-- START Record set --
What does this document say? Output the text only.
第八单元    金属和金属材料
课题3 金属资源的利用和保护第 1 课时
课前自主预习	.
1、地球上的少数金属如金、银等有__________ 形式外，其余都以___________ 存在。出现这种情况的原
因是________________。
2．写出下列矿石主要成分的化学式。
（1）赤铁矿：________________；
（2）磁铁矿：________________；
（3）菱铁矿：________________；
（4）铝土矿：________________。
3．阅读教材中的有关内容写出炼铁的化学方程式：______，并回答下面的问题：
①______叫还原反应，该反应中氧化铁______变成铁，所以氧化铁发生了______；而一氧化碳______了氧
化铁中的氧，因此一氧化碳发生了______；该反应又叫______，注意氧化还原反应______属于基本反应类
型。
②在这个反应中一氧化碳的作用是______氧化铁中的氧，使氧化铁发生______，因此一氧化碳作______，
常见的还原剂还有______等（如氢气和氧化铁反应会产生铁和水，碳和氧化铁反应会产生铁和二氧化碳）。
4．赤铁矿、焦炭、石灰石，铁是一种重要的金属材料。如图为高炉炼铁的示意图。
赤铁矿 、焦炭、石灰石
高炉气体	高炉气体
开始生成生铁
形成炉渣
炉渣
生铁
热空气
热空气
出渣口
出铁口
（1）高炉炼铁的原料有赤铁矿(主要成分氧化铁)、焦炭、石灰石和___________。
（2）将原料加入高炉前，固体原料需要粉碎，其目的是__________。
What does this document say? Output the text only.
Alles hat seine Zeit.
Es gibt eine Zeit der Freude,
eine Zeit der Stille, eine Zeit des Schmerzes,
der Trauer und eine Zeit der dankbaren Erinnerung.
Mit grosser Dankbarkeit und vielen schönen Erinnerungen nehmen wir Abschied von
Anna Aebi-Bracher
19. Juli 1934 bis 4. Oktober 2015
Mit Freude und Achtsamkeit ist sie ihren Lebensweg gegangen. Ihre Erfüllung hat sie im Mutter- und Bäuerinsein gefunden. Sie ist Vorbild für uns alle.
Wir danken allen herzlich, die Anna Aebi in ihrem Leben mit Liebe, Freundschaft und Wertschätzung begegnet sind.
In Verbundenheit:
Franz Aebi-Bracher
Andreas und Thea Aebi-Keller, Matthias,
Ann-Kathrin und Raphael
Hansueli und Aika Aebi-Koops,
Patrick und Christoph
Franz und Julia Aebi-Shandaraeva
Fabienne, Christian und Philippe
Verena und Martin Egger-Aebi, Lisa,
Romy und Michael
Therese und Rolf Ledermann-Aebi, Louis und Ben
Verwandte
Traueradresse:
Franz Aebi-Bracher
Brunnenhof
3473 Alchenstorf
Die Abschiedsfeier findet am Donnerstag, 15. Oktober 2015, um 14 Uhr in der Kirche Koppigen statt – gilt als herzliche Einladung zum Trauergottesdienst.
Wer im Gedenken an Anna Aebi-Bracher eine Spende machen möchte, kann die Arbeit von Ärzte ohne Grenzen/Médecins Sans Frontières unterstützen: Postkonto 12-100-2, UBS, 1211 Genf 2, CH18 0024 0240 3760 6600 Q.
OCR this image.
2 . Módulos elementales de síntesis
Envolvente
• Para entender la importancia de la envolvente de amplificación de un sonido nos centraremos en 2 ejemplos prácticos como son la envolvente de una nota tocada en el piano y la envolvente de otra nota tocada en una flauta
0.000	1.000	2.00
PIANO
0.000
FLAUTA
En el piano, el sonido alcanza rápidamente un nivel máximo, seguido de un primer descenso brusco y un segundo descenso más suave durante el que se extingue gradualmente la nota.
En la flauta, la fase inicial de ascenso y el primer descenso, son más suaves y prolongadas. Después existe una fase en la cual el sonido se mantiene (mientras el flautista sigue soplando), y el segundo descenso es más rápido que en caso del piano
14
-- END Record set --
> Stated problem
Reproduce the material exactly, with every line intact.

> Exercise result
What does this document say? Output the text only.
第八单元    金属和金属材料
课题3 金属资源的利用和保护第 1 课时
课前自主预习	.
1、地球上的少数金属如金、银等有__________ 形式外，其余都以___________ 存在。出现这种情况的原
因是________________。
2．写出下列矿石主要成分的化学式。
（1）赤铁矿：________________；
（2）磁铁矿：________________；
（3）菱铁矿：________________；
（4）铝土矿：________________。
3．阅读教材中的有关内容写出炼铁的化学方程式：______，并回答下面的问题：
①______叫还原反应，该反应中氧化铁______变成铁，所以氧化铁发生了______；而一氧化碳______了氧
化铁中的氧，因此一氧化碳发生了______；该反应又叫______，注意氧化还原反应______属于基本反应类
型。
②在这个反应中一氧化碳的作用是______氧化铁中的氧，使氧化铁发生______，因此一氧化碳作______，
常见的还原剂还有______等（如氢气和氧化铁反应会产生铁和水，碳和氧化铁反应会产生铁和二氧化碳）。
4．赤铁矿、焦炭、石灰石，铁是一种重要的金属材料。如图为高炉炼铁的示意图。
赤铁矿 、焦炭、石灰石
高炉气体	高炉气体
开始生成生铁
形成炉渣
炉渣
生铁
热空气
热空气
出渣口
出铁口
（1）高炉炼铁的原料有赤铁矿(主要成分氧化铁)、焦炭、石灰石和___________。
（2）将原料加入高炉前，固体原料需要粉碎，其目的是__________。
What does this document say? Output the text only.
Alles hat seine Zeit.
Es gibt eine Zeit der Freude,
eine Zeit der Stille, eine Zeit des Schmerzes,
der Trauer und eine Zeit der dankbaren Erinnerung.
Mit grosser Dankbarkeit und vielen schönen Erinnerungen nehmen wir Abschied von
Anna Aebi-Bracher
19. Juli 1934 bis 4. Oktober 2015
Mit Freude und Achtsamkeit ist sie ihren Lebensweg gegangen. Ihre Erfüllung hat sie im Mutter- und Bäuerinsein gefunden. Sie ist Vorbild für uns alle.
Wir danken allen herzlich, die Anna Aebi in ihrem Leben mit Liebe, Freundschaft und Wertschätzung begegnet sind.
In Verbundenheit:
Franz Aebi-Bracher
Andreas und Thea Aebi-Keller, Matthias,
Ann-Kathrin und Raphael
Hansueli und Aika Aebi-Koops,
Patrick und Christoph
Franz und Julia Aebi-Shandaraeva
Fabienne, Christian und Philippe
Verena und Martin Egger-Aebi, Lisa,
Romy und Michael
Therese und Rolf Ledermann-Aebi, Louis und Ben
Verwandte
Traueradresse:
Franz Aebi-Bracher
Brunnenhof
3473 Alchenstorf
Die Abschiedsfeier findet am Donnerstag, 15. Oktober 2015, um 14 Uhr in der Kirche Koppigen statt – gilt als herzliche Einladung zum Trauergottesdienst.
Wer im Gedenken an Anna Aebi-Bracher eine Spende machen möchte, kann die Arbeit von Ärzte ohne Grenzen/Médecins Sans Frontières unterstützen: Postkonto 12-100-2, UBS, 1211 Genf 2, CH18 0024 0240 3760 6600 Q.
OCR this image.
2 . Módulos elementales de síntesis
Envolvente
• Para entender la importancia de la envolvente de amplificación de un sonido nos centraremos en 2 ejemplos prácticos como son la envolvente de una nota tocada en el piano y la envolvente de otra nota tocada en una flauta
0.000	1.000	2.00
PIANO
0.000
FLAUTA
En el piano, el sonido alcanza rápidamente un nivel máximo, seguido de un primer descenso brusco y un segundo descenso más suave durante el que se extingue gradualmente la nota.
En la flauta, la fase inicial de ascenso y el primer descenso, son más suaves y prolongadas. Después existe una fase en la cual el sonido se mantiene (mientras el flautista sigue soplando), y el segundo descenso es más rápido que en caso del piano
14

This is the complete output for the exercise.